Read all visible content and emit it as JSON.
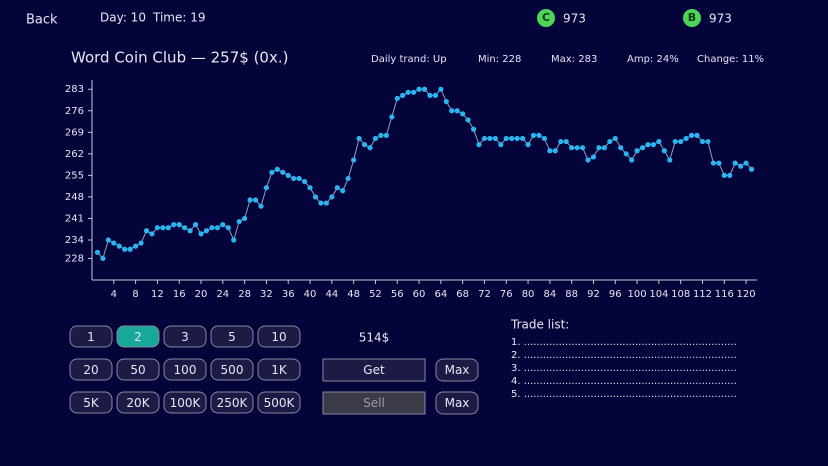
{
  "header": {
    "back": "Back",
    "day": "Day: 10",
    "time": "Time: 19",
    "coins": [
      {
        "icon": "C",
        "amount": "973"
      },
      {
        "icon": "B",
        "amount": "973"
      }
    ]
  },
  "stock": {
    "title": "Word Coin Club — 257$ (0x.)",
    "stats": [
      "Daily trand: Up",
      "Min: 228",
      "Max: 283",
      "Amp: 24%",
      "Change: 11%"
    ]
  },
  "chart_data": {
    "type": "line",
    "color": "#29b6f0",
    "x": [
      1,
      2,
      3,
      4,
      5,
      6,
      7,
      8,
      9,
      10,
      11,
      12,
      13,
      14,
      15,
      16,
      17,
      18,
      19,
      20,
      21,
      22,
      23,
      24,
      25,
      26,
      27,
      28,
      29,
      30,
      31,
      32,
      33,
      34,
      35,
      36,
      37,
      38,
      39,
      40,
      41,
      42,
      43,
      44,
      45,
      46,
      47,
      48,
      49,
      50,
      51,
      52,
      53,
      54,
      55,
      56,
      57,
      58,
      59,
      60,
      61,
      62,
      63,
      64,
      65,
      66,
      67,
      68,
      69,
      70,
      71,
      72,
      73,
      74,
      75,
      76,
      77,
      78,
      79,
      80,
      81,
      82,
      83,
      84,
      85,
      86,
      87,
      88,
      89,
      90,
      91,
      92,
      93,
      94,
      95,
      96,
      97,
      98,
      99,
      100,
      101,
      102,
      103,
      104,
      105,
      106,
      107,
      108,
      109,
      110,
      111,
      112,
      113,
      114,
      115,
      116,
      117,
      118,
      119,
      120,
      121
    ],
    "values": [
      230,
      228,
      234,
      233,
      232,
      231,
      231,
      232,
      233,
      237,
      236,
      238,
      238,
      238,
      239,
      239,
      238,
      237,
      239,
      236,
      237,
      238,
      238,
      239,
      238,
      234,
      240,
      241,
      247,
      247,
      245,
      251,
      256,
      257,
      256,
      255,
      254,
      254,
      253,
      251,
      248,
      246,
      246,
      248,
      251,
      250,
      254,
      260,
      267,
      265,
      264,
      267,
      268,
      268,
      274,
      280,
      281,
      282,
      282,
      283,
      283,
      281,
      281,
      283,
      279,
      276,
      276,
      275,
      273,
      270,
      265,
      267,
      267,
      267,
      265,
      267,
      267,
      267,
      267,
      265,
      268,
      268,
      267,
      263,
      263,
      266,
      266,
      264,
      264,
      264,
      260,
      261,
      264,
      264,
      266,
      267,
      264,
      262,
      260,
      263,
      264,
      265,
      265,
      266,
      263,
      260,
      266,
      266,
      267,
      268,
      268,
      266,
      266,
      259,
      259,
      255,
      255,
      259,
      258,
      259,
      257
    ],
    "xlim": [
      0,
      122
    ],
    "ylim": [
      221,
      286
    ],
    "xticks": [
      4,
      8,
      12,
      16,
      20,
      24,
      28,
      32,
      36,
      40,
      44,
      48,
      52,
      56,
      60,
      64,
      68,
      72,
      76,
      80,
      84,
      88,
      92,
      96,
      100,
      104,
      108,
      112,
      116,
      120
    ],
    "yticks": [
      228,
      234,
      241,
      248,
      255,
      262,
      269,
      276,
      283
    ]
  },
  "controls": {
    "amount_buttons": [
      "1",
      "2",
      "3",
      "5",
      "10",
      "20",
      "50",
      "100",
      "500",
      "1K",
      "5K",
      "20K",
      "100K",
      "250K",
      "500K"
    ],
    "active_amount_index": 1,
    "total": "514$",
    "get": "Get",
    "sell": "Sell",
    "max_get": "Max",
    "max_sell": "Max"
  },
  "trade_list": {
    "title": "Trade list:",
    "rows": [
      "1. ...................................................................",
      "2. ...................................................................",
      "3. ...................................................................",
      "4. ...................................................................",
      "5. ..................................................................."
    ]
  }
}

#### [Aim]
Each record must be quoted in full and exactly. Do not include the pictures.

#### [In response]
Read all visible content and emit it as JSON.
{
  "header": {
    "back": "Back",
    "day": "Day: 10",
    "time": "Time: 19",
    "coins": [
      {
        "icon": "C",
        "amount": "973"
      },
      {
        "icon": "B",
        "amount": "973"
      }
    ]
  },
  "stock": {
    "title": "Word Coin Club — 257$ (0x.)",
    "stats": [
      "Daily trand: Up",
      "Min: 228",
      "Max: 283",
      "Amp: 24%",
      "Change: 11%"
    ]
  },
  "chart_data": {
    "type": "line",
    "color": "#29b6f0",
    "x": [
      1,
      2,
      3,
      4,
      5,
      6,
      7,
      8,
      9,
      10,
      11,
      12,
      13,
      14,
      15,
      16,
      17,
      18,
      19,
      20,
      21,
      22,
      23,
      24,
      25,
      26,
      27,
      28,
      29,
      30,
      31,
      32,
      33,
      34,
      35,
      36,
      37,
      38,
      39,
      40,
      41,
      42,
      43,
      44,
      45,
      46,
      47,
      48,
      49,
      50,
      51,
      52,
      53,
      54,
      55,
      56,
      57,
      58,
      59,
      60,
      61,
      62,
      63,
      64,
      65,
      66,
      67,
      68,
      69,
      70,
      71,
      72,
      73,
      74,
      75,
      76,
      77,
      78,
      79,
      80,
      81,
      82,
      83,
      84,
      85,
      86,
      87,
      88,
      89,
      90,
      91,
      92,
      93,
      94,
      95,
      96,
      97,
      98,
      99,
      100,
      101,
      102,
      103,
      104,
      105,
      106,
      107,
      108,
      109,
      110,
      111,
      112,
      113,
      114,
      115,
      116,
      117,
      118,
      119,
      120,
      121
    ],
    "values": [
      230,
      228,
      234,
      233,
      232,
      231,
      231,
      232,
      233,
      237,
      236,
      238,
      238,
      238,
      239,
      239,
      238,
      237,
      239,
      236,
      237,
      238,
      238,
      239,
      238,
      234,
      240,
      241,
      247,
      247,
      245,
      251,
      256,
      257,
      256,
      255,
      254,
      254,
      253,
      251,
      248,
      246,
      246,
      248,
      251,
      250,
      254,
      260,
      267,
      265,
      264,
      267,
      268,
      268,
      274,
      280,
      281,
      282,
      282,
      283,
      283,
      281,
      281,
      283,
      279,
      276,
      276,
      275,
      273,
      270,
      265,
      267,
      267,
      267,
      265,
      267,
      267,
      267,
      267,
      265,
      268,
      268,
      267,
      263,
      263,
      266,
      266,
      264,
      264,
      264,
      260,
      261,
      264,
      264,
      266,
      267,
      264,
      262,
      260,
      263,
      264,
      265,
      265,
      266,
      263,
      260,
      266,
      266,
      267,
      268,
      268,
      266,
      266,
      259,
      259,
      255,
      255,
      259,
      258,
      259,
      257
    ],
    "xlim": [
      0,
      122
    ],
    "ylim": [
      221,
      286
    ],
    "xticks": [
      4,
      8,
      12,
      16,
      20,
      24,
      28,
      32,
      36,
      40,
      44,
      48,
      52,
      56,
      60,
      64,
      68,
      72,
      76,
      80,
      84,
      88,
      92,
      96,
      100,
      104,
      108,
      112,
      116,
      120
    ],
    "yticks": [
      228,
      234,
      241,
      248,
      255,
      262,
      269,
      276,
      283
    ]
  },
  "controls": {
    "amount_buttons": [
      "1",
      "2",
      "3",
      "5",
      "10",
      "20",
      "50",
      "100",
      "500",
      "1K",
      "5K",
      "20K",
      "100K",
      "250K",
      "500K"
    ],
    "active_amount_index": 1,
    "total": "514$",
    "get": "Get",
    "sell": "Sell",
    "max_get": "Max",
    "max_sell": "Max"
  },
  "trade_list": {
    "title": "Trade list:",
    "rows": [
      "1. ...................................................................",
      "2. ...................................................................",
      "3. ...................................................................",
      "4. ...................................................................",
      "5. ..................................................................."
    ]
  }
}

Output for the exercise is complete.